→ Data provided
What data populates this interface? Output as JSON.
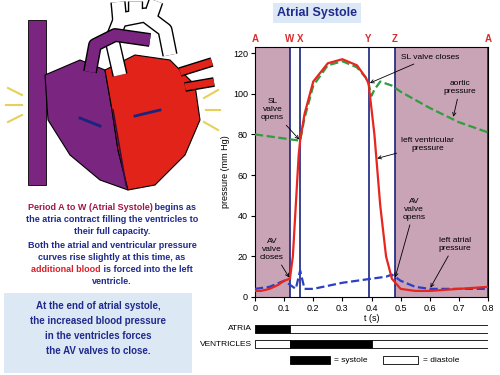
{
  "title": {
    "text": "Atrial Systole",
    "color": "#1f2a8c",
    "background": "#dce8f5"
  },
  "text_panel": {
    "paragraphs": [
      {
        "lines": [
          [
            {
              "text": "Period A to W (Atrial Systole)",
              "color": "#a3164a"
            },
            {
              "text": " begins as",
              "color": "#1f2a8c"
            }
          ],
          [
            {
              "text": "the atria contract filling the ventricles to",
              "color": "#1f2a8c"
            }
          ],
          [
            {
              "text": "their full capacity.",
              "color": "#1f2a8c"
            }
          ]
        ]
      },
      {
        "lines": [
          [
            {
              "text": "Both the atrial and ventricular pressure",
              "color": "#1f2a8c"
            }
          ],
          [
            {
              "text": "curves rise slightly at this time, as",
              "color": "#1f2a8c"
            }
          ],
          [
            {
              "text": "additional blood",
              "color": "#d8202a"
            },
            {
              "text": " is forced into the left",
              "color": "#1f2a8c"
            }
          ],
          [
            {
              "text": "ventricle.",
              "color": "#1f2a8c"
            }
          ]
        ]
      }
    ],
    "callout": {
      "lines": [
        "At the end of atrial systole,",
        "the increased blood pressure",
        "in the ventricles forces",
        "the AV valves to close."
      ],
      "color": "#1f2a8c",
      "background": "#dde8f5"
    }
  },
  "chart_data": {
    "type": "line",
    "xlabel": "t (s)",
    "ylabel": "pressure (mm Hg)",
    "xlim": [
      0,
      0.8
    ],
    "xticks": [
      0,
      0.1,
      0.2,
      0.3,
      0.4,
      0.5,
      0.6,
      0.7,
      0.8
    ],
    "ylim": [
      0,
      123
    ],
    "yticks": [
      0,
      20,
      40,
      60,
      80,
      100,
      120
    ],
    "shaded_spans": [
      {
        "start": 0,
        "end": 0.12
      },
      {
        "start": 0.48,
        "end": 0.8
      }
    ],
    "phase_points": [
      {
        "label": "A",
        "x": 0
      },
      {
        "label": "W",
        "x": 0.12
      },
      {
        "label": "X",
        "x": 0.155
      },
      {
        "label": "Y",
        "x": 0.39
      },
      {
        "label": "Z",
        "x": 0.48
      },
      {
        "label": "A",
        "x": 0.8
      }
    ],
    "series": [
      {
        "color": "#2e9e3e",
        "line_style": "dashed",
        "x": [
          0,
          0.05,
          0.1,
          0.15,
          0.155,
          0.17,
          0.2,
          0.25,
          0.3,
          0.35,
          0.38,
          0.39,
          0.4,
          0.41,
          0.43,
          0.47,
          0.5,
          0.6,
          0.7,
          0.8
        ],
        "values": [
          80,
          79,
          78,
          77,
          77,
          88,
          104,
          114,
          116,
          113,
          108,
          105,
          99,
          102,
          106,
          104,
          101,
          93,
          86,
          81
        ]
      },
      {
        "color": "#2b3fc6",
        "line_style": "dashed",
        "x": [
          0,
          0.05,
          0.1,
          0.12,
          0.14,
          0.155,
          0.17,
          0.2,
          0.3,
          0.4,
          0.45,
          0.47,
          0.5,
          0.55,
          0.6,
          0.7,
          0.8
        ],
        "values": [
          4,
          5,
          8,
          6,
          4,
          13,
          4,
          4,
          7,
          9,
          10,
          11,
          8,
          5,
          4,
          4,
          4
        ]
      },
      {
        "color": "#e8251f",
        "line_style": "solid",
        "x": [
          0,
          0.02,
          0.05,
          0.08,
          0.1,
          0.12,
          0.13,
          0.14,
          0.15,
          0.155,
          0.17,
          0.2,
          0.25,
          0.3,
          0.35,
          0.38,
          0.39,
          0.41,
          0.43,
          0.45,
          0.47,
          0.5,
          0.55,
          0.6,
          0.7,
          0.8
        ],
        "values": [
          3,
          3,
          4,
          6,
          8,
          9,
          20,
          45,
          70,
          77,
          90,
          106,
          115,
          117,
          114,
          108,
          105,
          80,
          45,
          20,
          9,
          4,
          3,
          3,
          4,
          5
        ]
      }
    ],
    "annotations": [
      {
        "text": "SL\nvalve\nopens",
        "x": 0.155,
        "y": 77
      },
      {
        "text": "SL valve closes",
        "x": 0.39,
        "y": 105
      },
      {
        "text": "aortic\npressure",
        "x": 0.68,
        "y": 88
      },
      {
        "text": "left ventricular\npressure",
        "x": 0.415,
        "y": 68
      },
      {
        "text": "AV\nvalve\ncloses",
        "x": 0.12,
        "y": 9
      },
      {
        "text": "AV\nvalve\nopens",
        "x": 0.48,
        "y": 9
      },
      {
        "text": "left atrial\npressure",
        "x": 0.6,
        "y": 4
      }
    ]
  },
  "timeline": {
    "rows": [
      {
        "label": "ATRIA",
        "segments": [
          {
            "phase": "systole",
            "start": 0,
            "end": 0.12
          },
          {
            "phase": "diastole",
            "start": 0.12,
            "end": 0.8
          }
        ]
      },
      {
        "label": "VENTRICLES",
        "segments": [
          {
            "phase": "diastole",
            "start": 0,
            "end": 0.12
          },
          {
            "phase": "systole",
            "start": 0.12,
            "end": 0.4
          },
          {
            "phase": "diastole",
            "start": 0.4,
            "end": 0.8
          }
        ]
      }
    ],
    "legend": [
      {
        "phase": "systole",
        "label": "= systole",
        "color": "#000000"
      },
      {
        "phase": "diastole",
        "label": "= diastole",
        "color": "#ffffff"
      }
    ]
  }
}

→ Directions for this task
What you return should match the records above word for word, minus the pictures.

→ The output
What data populates this interface? Output as JSON.
{
  "title": {
    "text": "Atrial Systole",
    "color": "#1f2a8c",
    "background": "#dce8f5"
  },
  "text_panel": {
    "paragraphs": [
      {
        "lines": [
          [
            {
              "text": "Period A to W (Atrial Systole)",
              "color": "#a3164a"
            },
            {
              "text": " begins as",
              "color": "#1f2a8c"
            }
          ],
          [
            {
              "text": "the atria contract filling the ventricles to",
              "color": "#1f2a8c"
            }
          ],
          [
            {
              "text": "their full capacity.",
              "color": "#1f2a8c"
            }
          ]
        ]
      },
      {
        "lines": [
          [
            {
              "text": "Both the atrial and ventricular pressure",
              "color": "#1f2a8c"
            }
          ],
          [
            {
              "text": "curves rise slightly at this time, as",
              "color": "#1f2a8c"
            }
          ],
          [
            {
              "text": "additional blood",
              "color": "#d8202a"
            },
            {
              "text": " is forced into the left",
              "color": "#1f2a8c"
            }
          ],
          [
            {
              "text": "ventricle.",
              "color": "#1f2a8c"
            }
          ]
        ]
      }
    ],
    "callout": {
      "lines": [
        "At the end of atrial systole,",
        "the increased blood pressure",
        "in the ventricles forces",
        "the AV valves to close."
      ],
      "color": "#1f2a8c",
      "background": "#dde8f5"
    }
  },
  "chart_data": {
    "type": "line",
    "xlabel": "t (s)",
    "ylabel": "pressure (mm Hg)",
    "xlim": [
      0,
      0.8
    ],
    "xticks": [
      0,
      0.1,
      0.2,
      0.3,
      0.4,
      0.5,
      0.6,
      0.7,
      0.8
    ],
    "ylim": [
      0,
      123
    ],
    "yticks": [
      0,
      20,
      40,
      60,
      80,
      100,
      120
    ],
    "shaded_spans": [
      {
        "start": 0,
        "end": 0.12
      },
      {
        "start": 0.48,
        "end": 0.8
      }
    ],
    "phase_points": [
      {
        "label": "A",
        "x": 0
      },
      {
        "label": "W",
        "x": 0.12
      },
      {
        "label": "X",
        "x": 0.155
      },
      {
        "label": "Y",
        "x": 0.39
      },
      {
        "label": "Z",
        "x": 0.48
      },
      {
        "label": "A",
        "x": 0.8
      }
    ],
    "series": [
      {
        "color": "#2e9e3e",
        "line_style": "dashed",
        "x": [
          0,
          0.05,
          0.1,
          0.15,
          0.155,
          0.17,
          0.2,
          0.25,
          0.3,
          0.35,
          0.38,
          0.39,
          0.4,
          0.41,
          0.43,
          0.47,
          0.5,
          0.6,
          0.7,
          0.8
        ],
        "values": [
          80,
          79,
          78,
          77,
          77,
          88,
          104,
          114,
          116,
          113,
          108,
          105,
          99,
          102,
          106,
          104,
          101,
          93,
          86,
          81
        ]
      },
      {
        "color": "#2b3fc6",
        "line_style": "dashed",
        "x": [
          0,
          0.05,
          0.1,
          0.12,
          0.14,
          0.155,
          0.17,
          0.2,
          0.3,
          0.4,
          0.45,
          0.47,
          0.5,
          0.55,
          0.6,
          0.7,
          0.8
        ],
        "values": [
          4,
          5,
          8,
          6,
          4,
          13,
          4,
          4,
          7,
          9,
          10,
          11,
          8,
          5,
          4,
          4,
          4
        ]
      },
      {
        "color": "#e8251f",
        "line_style": "solid",
        "x": [
          0,
          0.02,
          0.05,
          0.08,
          0.1,
          0.12,
          0.13,
          0.14,
          0.15,
          0.155,
          0.17,
          0.2,
          0.25,
          0.3,
          0.35,
          0.38,
          0.39,
          0.41,
          0.43,
          0.45,
          0.47,
          0.5,
          0.55,
          0.6,
          0.7,
          0.8
        ],
        "values": [
          3,
          3,
          4,
          6,
          8,
          9,
          20,
          45,
          70,
          77,
          90,
          106,
          115,
          117,
          114,
          108,
          105,
          80,
          45,
          20,
          9,
          4,
          3,
          3,
          4,
          5
        ]
      }
    ],
    "annotations": [
      {
        "text": "SL\nvalve\nopens",
        "x": 0.155,
        "y": 77
      },
      {
        "text": "SL valve closes",
        "x": 0.39,
        "y": 105
      },
      {
        "text": "aortic\npressure",
        "x": 0.68,
        "y": 88
      },
      {
        "text": "left ventricular\npressure",
        "x": 0.415,
        "y": 68
      },
      {
        "text": "AV\nvalve\ncloses",
        "x": 0.12,
        "y": 9
      },
      {
        "text": "AV\nvalve\nopens",
        "x": 0.48,
        "y": 9
      },
      {
        "text": "left atrial\npressure",
        "x": 0.6,
        "y": 4
      }
    ]
  },
  "timeline": {
    "rows": [
      {
        "label": "ATRIA",
        "segments": [
          {
            "phase": "systole",
            "start": 0,
            "end": 0.12
          },
          {
            "phase": "diastole",
            "start": 0.12,
            "end": 0.8
          }
        ]
      },
      {
        "label": "VENTRICLES",
        "segments": [
          {
            "phase": "diastole",
            "start": 0,
            "end": 0.12
          },
          {
            "phase": "systole",
            "start": 0.12,
            "end": 0.4
          },
          {
            "phase": "diastole",
            "start": 0.4,
            "end": 0.8
          }
        ]
      }
    ],
    "legend": [
      {
        "phase": "systole",
        "label": "= systole",
        "color": "#000000"
      },
      {
        "phase": "diastole",
        "label": "= diastole",
        "color": "#ffffff"
      }
    ]
  }
}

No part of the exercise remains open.